_Stored data_:
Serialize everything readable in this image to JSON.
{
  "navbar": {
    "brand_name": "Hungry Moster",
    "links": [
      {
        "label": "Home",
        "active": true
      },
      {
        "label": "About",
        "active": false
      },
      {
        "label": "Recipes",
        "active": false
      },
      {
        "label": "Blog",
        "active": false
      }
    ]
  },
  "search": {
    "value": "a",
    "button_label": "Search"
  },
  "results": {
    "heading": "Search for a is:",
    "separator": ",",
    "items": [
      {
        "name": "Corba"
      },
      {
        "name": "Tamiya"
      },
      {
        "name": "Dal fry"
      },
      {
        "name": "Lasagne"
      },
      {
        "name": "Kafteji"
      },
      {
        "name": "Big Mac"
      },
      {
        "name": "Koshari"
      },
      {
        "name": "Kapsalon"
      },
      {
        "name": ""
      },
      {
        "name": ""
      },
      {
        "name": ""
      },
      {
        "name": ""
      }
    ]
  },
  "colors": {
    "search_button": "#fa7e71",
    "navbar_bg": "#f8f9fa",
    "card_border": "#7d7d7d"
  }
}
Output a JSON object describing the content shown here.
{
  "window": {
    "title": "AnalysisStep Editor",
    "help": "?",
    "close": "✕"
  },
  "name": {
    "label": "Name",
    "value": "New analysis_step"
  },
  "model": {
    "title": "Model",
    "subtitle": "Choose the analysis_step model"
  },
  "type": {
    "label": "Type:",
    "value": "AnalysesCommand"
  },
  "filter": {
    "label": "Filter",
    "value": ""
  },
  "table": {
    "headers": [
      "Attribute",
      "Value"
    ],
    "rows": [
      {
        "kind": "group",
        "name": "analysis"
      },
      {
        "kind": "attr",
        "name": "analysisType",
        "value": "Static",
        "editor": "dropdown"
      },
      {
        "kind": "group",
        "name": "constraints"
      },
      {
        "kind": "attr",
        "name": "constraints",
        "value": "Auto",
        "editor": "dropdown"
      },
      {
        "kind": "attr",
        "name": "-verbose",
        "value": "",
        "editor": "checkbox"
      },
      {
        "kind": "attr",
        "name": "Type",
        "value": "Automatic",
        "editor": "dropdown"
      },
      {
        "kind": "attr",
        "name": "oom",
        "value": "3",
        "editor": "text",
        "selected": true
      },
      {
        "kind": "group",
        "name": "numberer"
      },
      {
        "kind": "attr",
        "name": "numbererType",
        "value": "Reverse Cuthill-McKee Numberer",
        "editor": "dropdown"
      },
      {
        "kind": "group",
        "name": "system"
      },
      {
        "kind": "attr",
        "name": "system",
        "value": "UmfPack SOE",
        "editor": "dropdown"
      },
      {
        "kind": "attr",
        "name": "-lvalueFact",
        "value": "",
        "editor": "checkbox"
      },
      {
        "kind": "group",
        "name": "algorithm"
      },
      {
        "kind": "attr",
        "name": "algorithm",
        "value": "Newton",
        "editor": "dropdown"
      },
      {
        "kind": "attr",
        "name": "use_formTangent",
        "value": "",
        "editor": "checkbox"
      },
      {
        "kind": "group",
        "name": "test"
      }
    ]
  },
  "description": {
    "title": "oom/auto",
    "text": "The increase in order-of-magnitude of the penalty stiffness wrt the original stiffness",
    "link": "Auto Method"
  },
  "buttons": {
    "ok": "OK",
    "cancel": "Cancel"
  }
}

_Your objective_: Reproduce the material above without altering a single character.

_Task result_:
Serialize everything readable in this image to JSON.
{
  "navbar": {
    "brand_name": "Hungry Moster",
    "links": [
      {
        "label": "Home",
        "active": true
      },
      {
        "label": "About",
        "active": false
      },
      {
        "label": "Recipes",
        "active": false
      },
      {
        "label": "Blog",
        "active": false
      }
    ]
  },
  "search": {
    "value": "a",
    "button_label": "Search"
  },
  "results": {
    "heading": "Search for a is:",
    "separator": ",",
    "items": [
      {
        "name": "Corba"
      },
      {
        "name": "Tamiya"
      },
      {
        "name": "Dal fry"
      },
      {
        "name": "Lasagne"
      },
      {
        "name": "Kafteji"
      },
      {
        "name": "Big Mac"
      },
      {
        "name": "Koshari"
      },
      {
        "name": "Kapsalon"
      },
      {
        "name": ""
      },
      {
        "name": ""
      },
      {
        "name": ""
      },
      {
        "name": ""
      }
    ]
  },
  "colors": {
    "search_button": "#fa7e71",
    "navbar_bg": "#f8f9fa",
    "card_border": "#7d7d7d"
  }
}
Output a JSON object describing the content shown here.
{
  "window": {
    "title": "AnalysisStep Editor",
    "help": "?",
    "close": "✕"
  },
  "name": {
    "label": "Name",
    "value": "New analysis_step"
  },
  "model": {
    "title": "Model",
    "subtitle": "Choose the analysis_step model"
  },
  "type": {
    "label": "Type:",
    "value": "AnalysesCommand"
  },
  "filter": {
    "label": "Filter",
    "value": ""
  },
  "table": {
    "headers": [
      "Attribute",
      "Value"
    ],
    "rows": [
      {
        "kind": "group",
        "name": "analysis"
      },
      {
        "kind": "attr",
        "name": "analysisType",
        "value": "Static",
        "editor": "dropdown"
      },
      {
        "kind": "group",
        "name": "constraints"
      },
      {
        "kind": "attr",
        "name": "constraints",
        "value": "Auto",
        "editor": "dropdown"
      },
      {
        "kind": "attr",
        "name": "-verbose",
        "value": "",
        "editor": "checkbox"
      },
      {
        "kind": "attr",
        "name": "Type",
        "value": "Automatic",
        "editor": "dropdown"
      },
      {
        "kind": "attr",
        "name": "oom",
        "value": "3",
        "editor": "text",
        "selected": true
      },
      {
        "kind": "group",
        "name": "numberer"
      },
      {
        "kind": "attr",
        "name": "numbererType",
        "value": "Reverse Cuthill-McKee Numberer",
        "editor": "dropdown"
      },
      {
        "kind": "group",
        "name": "system"
      },
      {
        "kind": "attr",
        "name": "system",
        "value": "UmfPack SOE",
        "editor": "dropdown"
      },
      {
        "kind": "attr",
        "name": "-lvalueFact",
        "value": "",
        "editor": "checkbox"
      },
      {
        "kind": "group",
        "name": "algorithm"
      },
      {
        "kind": "attr",
        "name": "algorithm",
        "value": "Newton",
        "editor": "dropdown"
      },
      {
        "kind": "attr",
        "name": "use_formTangent",
        "value": "",
        "editor": "checkbox"
      },
      {
        "kind": "group",
        "name": "test"
      }
    ]
  },
  "description": {
    "title": "oom/auto",
    "text": "The increase in order-of-magnitude of the penalty stiffness wrt the original stiffness",
    "link": "Auto Method"
  },
  "buttons": {
    "ok": "OK",
    "cancel": "Cancel"
  }
}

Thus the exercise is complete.